Extracted records
##########
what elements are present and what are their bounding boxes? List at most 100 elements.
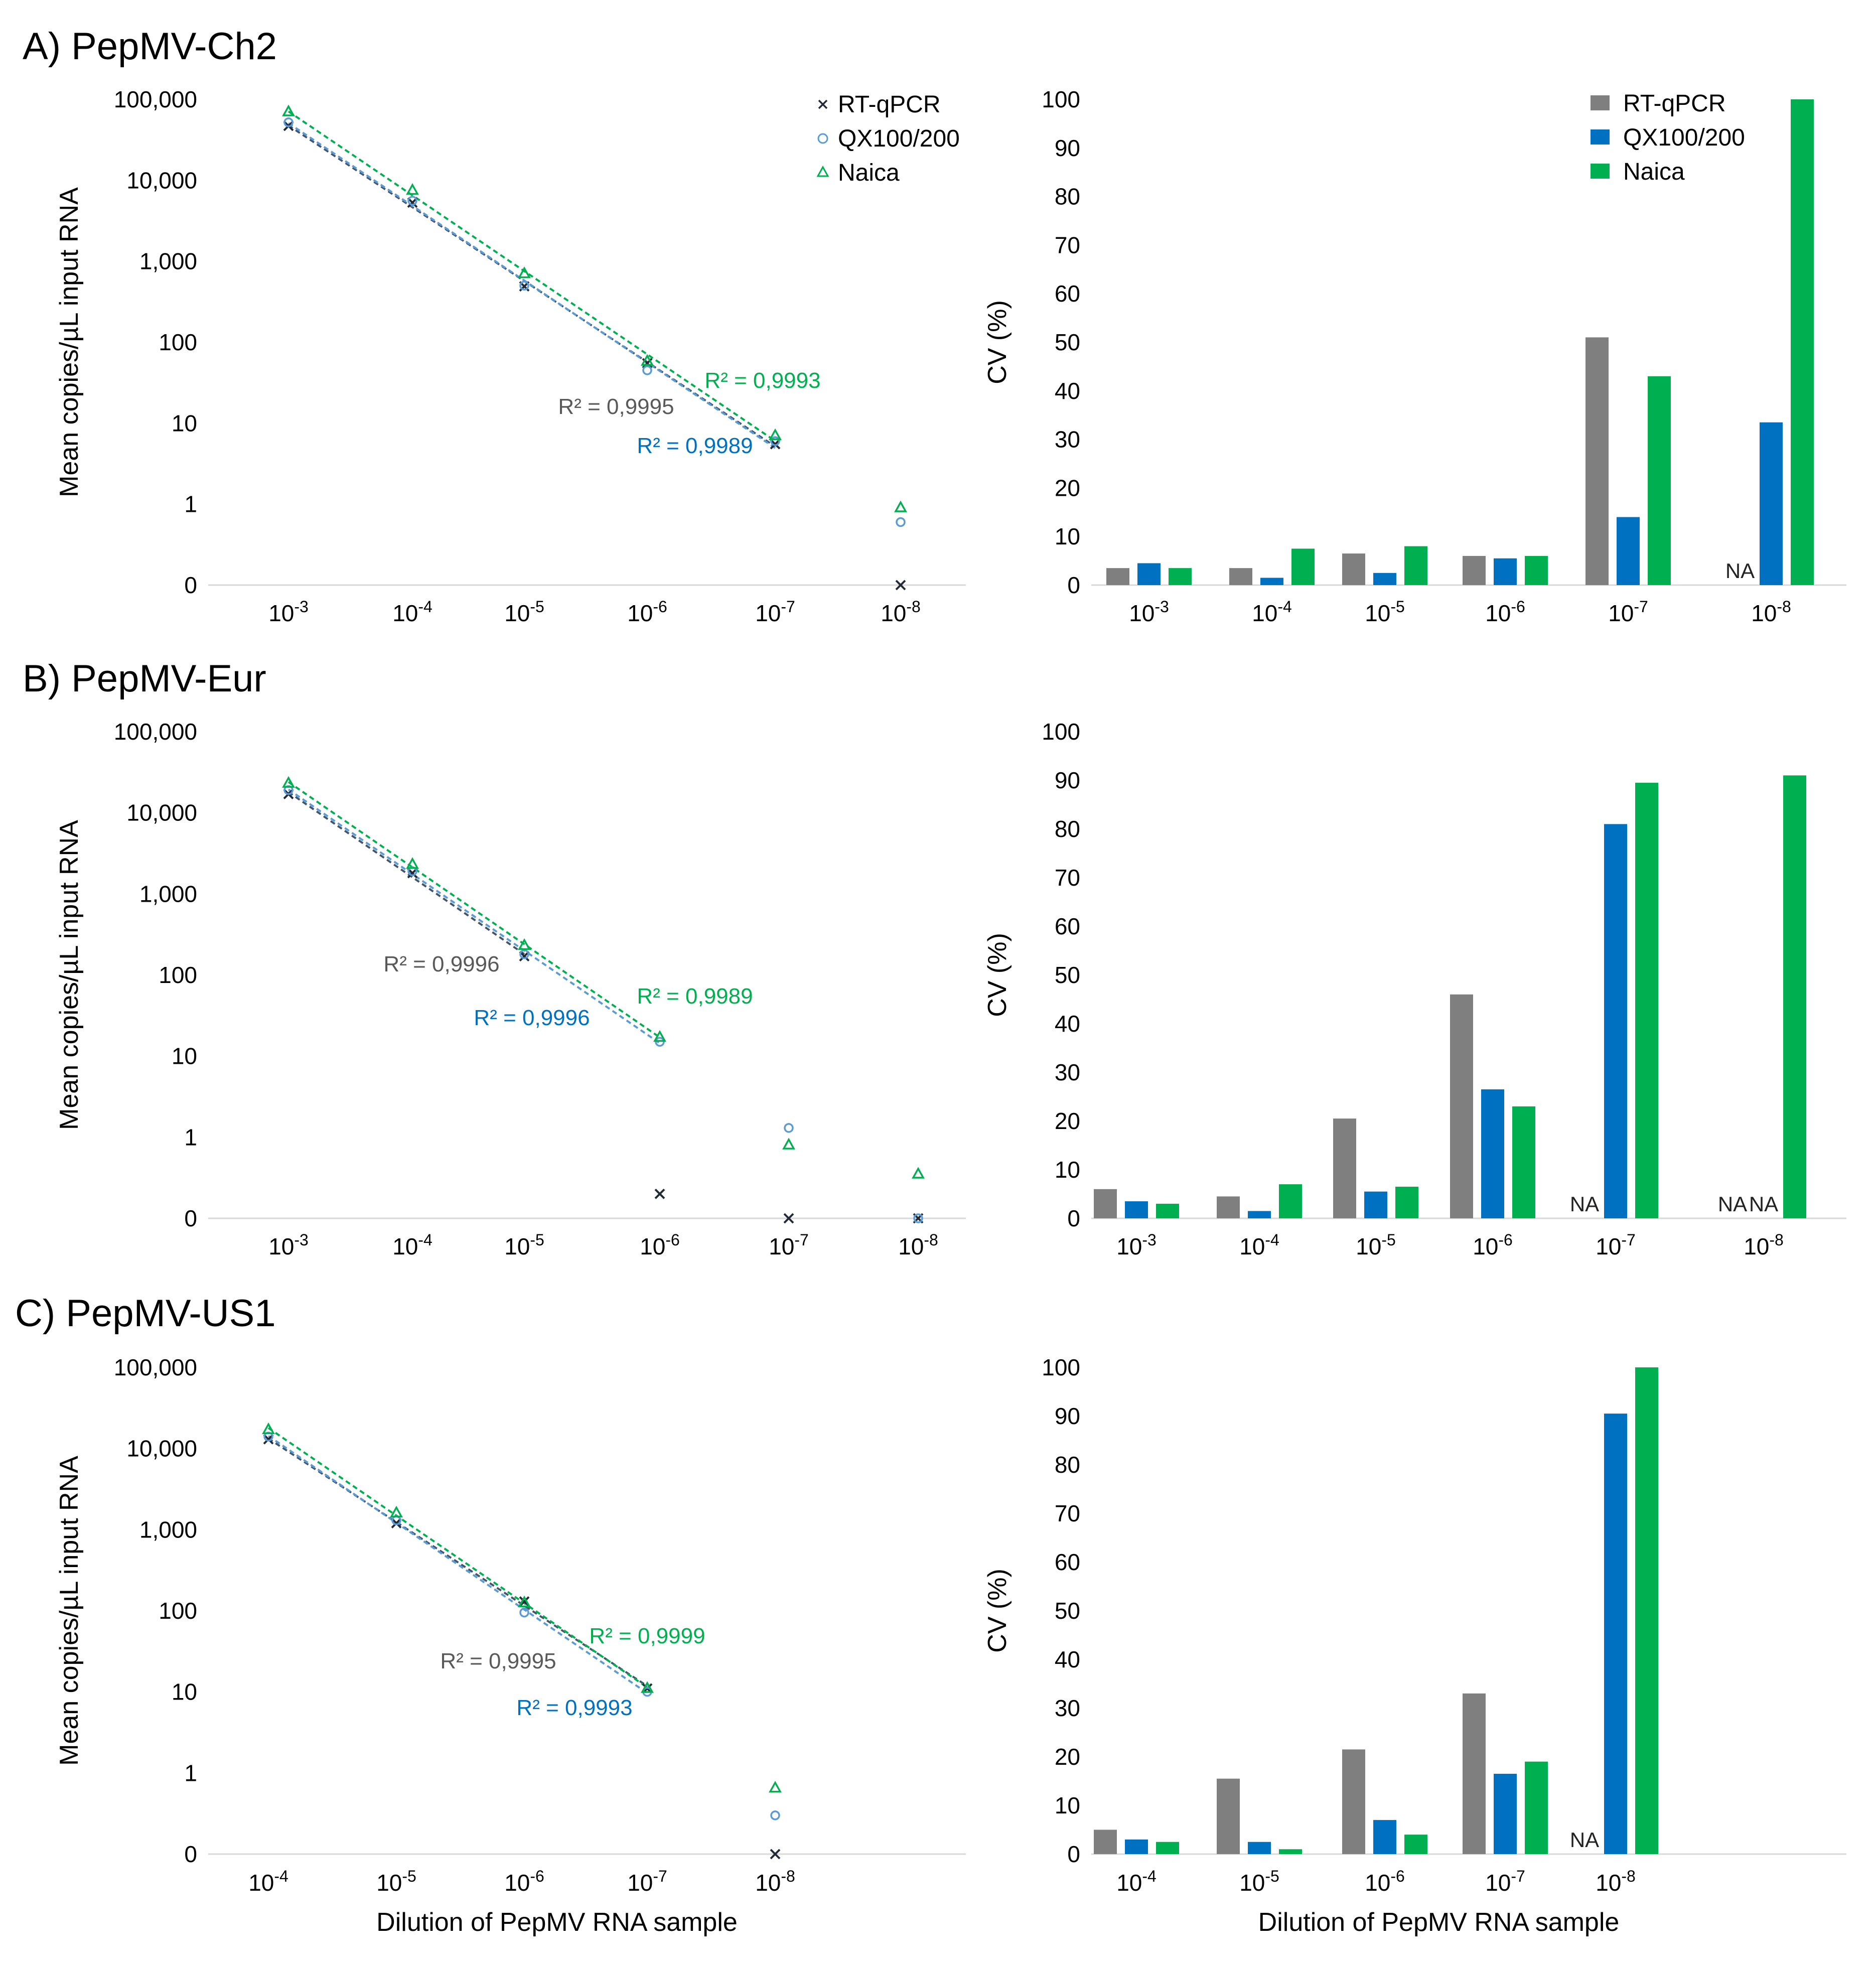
x-axis-title: Dilution of PepMV RNA sample — [1258, 1908, 1620, 1937]
y-axis-title: CV (%) — [983, 1569, 1012, 1653]
x-tick-label: 10-8 — [755, 1867, 795, 1896]
y-tick-label: 60 — [1055, 913, 1080, 939]
y-tick-label: 90 — [1055, 1403, 1080, 1429]
bar-rt-qpcr — [1094, 1829, 1117, 1854]
bar-naica — [1635, 782, 1658, 1218]
marker-naica — [406, 183, 419, 195]
trendline-qx100-200 — [287, 122, 776, 449]
legend-swatch — [1591, 164, 1610, 179]
na-label: NA — [1570, 1828, 1599, 1852]
marker-qx100-200 — [407, 196, 417, 206]
r2-label: R² = 0,9989 — [637, 984, 753, 1009]
y-tick-label: 100 — [1042, 719, 1080, 745]
y-tick-label: 20 — [1055, 475, 1080, 501]
panel-title: B) PepMV-Eur — [23, 657, 266, 700]
y-tick-label: 20 — [1055, 1744, 1080, 1770]
y-tick-label: 10,000 — [126, 167, 197, 193]
bar-qx100-200 — [1364, 1191, 1387, 1218]
bar-qx100-200 — [1137, 563, 1161, 585]
bar-qx100-200 — [1494, 1773, 1517, 1854]
bar-qx100-200 — [1494, 558, 1517, 585]
bar-rt-qpcr — [1450, 994, 1473, 1218]
trendline-rt-qpcr — [267, 1438, 648, 1687]
marker-naica — [518, 266, 531, 278]
marker-naica — [653, 1030, 666, 1042]
r2-label: R² = 0,9993 — [704, 368, 820, 393]
bar-rt-qpcr — [1217, 1196, 1240, 1218]
legend: RT-qPCR QX100/200 Naica — [1591, 90, 1745, 185]
r2-label: R² = 0,9995 — [440, 1649, 556, 1673]
y-axis-title: Mean copies/µL input RNA — [55, 1456, 84, 1766]
legend-marker — [816, 165, 829, 177]
x-tick-label: 10-5 — [1365, 598, 1405, 626]
marker-qx100-200 — [770, 1810, 780, 1820]
marker-naica — [262, 1422, 275, 1435]
x-tick-label: 10-5 — [376, 1867, 416, 1896]
bar-qx100-200 — [1604, 824, 1627, 1218]
x-tick-label: 10-7 — [1608, 598, 1648, 626]
bar-rt-qpcr — [1342, 553, 1365, 585]
marker-qx100-200 — [913, 1213, 923, 1223]
marker-naica — [518, 938, 531, 950]
y-tick-label: 10 — [1055, 1157, 1080, 1183]
marker-naica — [282, 104, 295, 116]
marker-naica — [641, 1681, 654, 1693]
y-tick-label: 10,000 — [126, 1436, 197, 1462]
y-tick-label: 90 — [1055, 135, 1080, 161]
bar-rt-qpcr — [1463, 1693, 1486, 1854]
x-tick-label: 10-4 — [392, 1231, 432, 1259]
y-tick-label: 0 — [1067, 1205, 1080, 1231]
bar-rt-qpcr — [1106, 568, 1129, 585]
y-tick-label: 1 — [184, 491, 197, 517]
marker-qx100-200 — [283, 117, 294, 127]
bar-qx100-200 — [1617, 517, 1640, 585]
marker-naica — [912, 1167, 925, 1179]
y-tick-label: 10,000 — [126, 800, 197, 826]
y-tick-label: 10 — [172, 410, 197, 436]
legend-label: Naica — [1623, 159, 1685, 185]
legend-label: Naica — [838, 160, 900, 186]
marker-qx100-200 — [519, 949, 529, 959]
y-axis-title: CV (%) — [983, 300, 1012, 384]
y-tick-label: 0 — [1067, 572, 1080, 598]
x-tick-label: 10-6 — [627, 598, 667, 626]
y-tick-label: 10 — [172, 1679, 197, 1705]
x-tick-label: 10-7 — [755, 598, 795, 626]
x-tick-label: 10-6 — [640, 1231, 680, 1259]
y-tick-label: 1,000 — [139, 881, 197, 907]
y-axis-title: CV (%) — [983, 933, 1012, 1017]
bar-qx100-200 — [1760, 422, 1783, 585]
bar-rt-qpcr — [1094, 1189, 1117, 1218]
y-tick-label: 1 — [184, 1760, 197, 1786]
legend: RT-qPCR QX100/200 Naica — [816, 91, 960, 186]
legend-label: QX100/200 — [838, 125, 960, 152]
marker-qx100-200 — [519, 280, 529, 291]
panel-title: C) PepMV-US1 — [15, 1292, 276, 1335]
r2-label: R² = 0,9995 — [558, 394, 674, 419]
r2-label: R² = 0,9996 — [474, 1006, 590, 1030]
x-tick-label: 10-5 — [1356, 1231, 1396, 1259]
bar-naica — [1525, 1761, 1548, 1854]
bar-naica — [1791, 99, 1814, 585]
r2-label: R² = 0,9996 — [383, 952, 499, 976]
marker-rt-qpcr — [263, 1434, 274, 1445]
y-tick-label: 40 — [1055, 378, 1080, 404]
y-tick-label: 0 — [184, 1205, 197, 1231]
x-tick-label: 10-7 — [1485, 1867, 1525, 1896]
marker-naica — [769, 428, 782, 441]
marker-naica — [282, 776, 295, 788]
y-tick-label: 100 — [159, 329, 197, 355]
bar-naica — [1783, 775, 1806, 1218]
bar-naica — [1279, 1849, 1302, 1854]
na-label: NA — [1570, 1192, 1599, 1216]
y-tick-label: 30 — [1055, 1695, 1080, 1721]
trendline-naica — [287, 110, 776, 442]
panel-title: A) PepMV-Ch2 — [23, 25, 277, 68]
x-tick-label: 10-8 — [1596, 1867, 1636, 1896]
x-tick-label: 10-6 — [1473, 1231, 1513, 1259]
x-tick-label: 10-6 — [504, 1867, 544, 1896]
legend-label: QX100/200 — [1623, 124, 1745, 151]
x-tick-label: 10-8 — [881, 598, 921, 626]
##########
STATED GOAL — Please copy the stretch of the data from the line containing "x-axis-title: Dilution of" through the line containing "y-tick-label: 20 — [1055, 1744, 1080, 1770]", replacing "na-label" with "missing-label" and leaving everything else unchanged.

THE RESULT —
x-axis-title: Dilution of PepMV RNA sample — [1258, 1908, 1620, 1937]
y-axis-title: CV (%) — [983, 1569, 1012, 1653]
x-tick-label: 10-8 — [755, 1867, 795, 1896]
y-tick-label: 60 — [1055, 913, 1080, 939]
y-tick-label: 90 — [1055, 1403, 1080, 1429]
bar-rt-qpcr — [1094, 1829, 1117, 1854]
bar-naica — [1635, 782, 1658, 1218]
marker-naica — [406, 183, 419, 195]
trendline-qx100-200 — [287, 122, 776, 449]
legend-swatch — [1591, 164, 1610, 179]
missing-label: NA — [1570, 1828, 1599, 1852]
marker-qx100-200 — [407, 196, 417, 206]
r2-label: R² = 0,9989 — [637, 984, 753, 1009]
y-tick-label: 100 — [1042, 719, 1080, 745]
y-tick-label: 20 — [1055, 475, 1080, 501]
panel-title: B) PepMV-Eur — [23, 657, 266, 700]
y-tick-label: 20 — [1055, 1744, 1080, 1770]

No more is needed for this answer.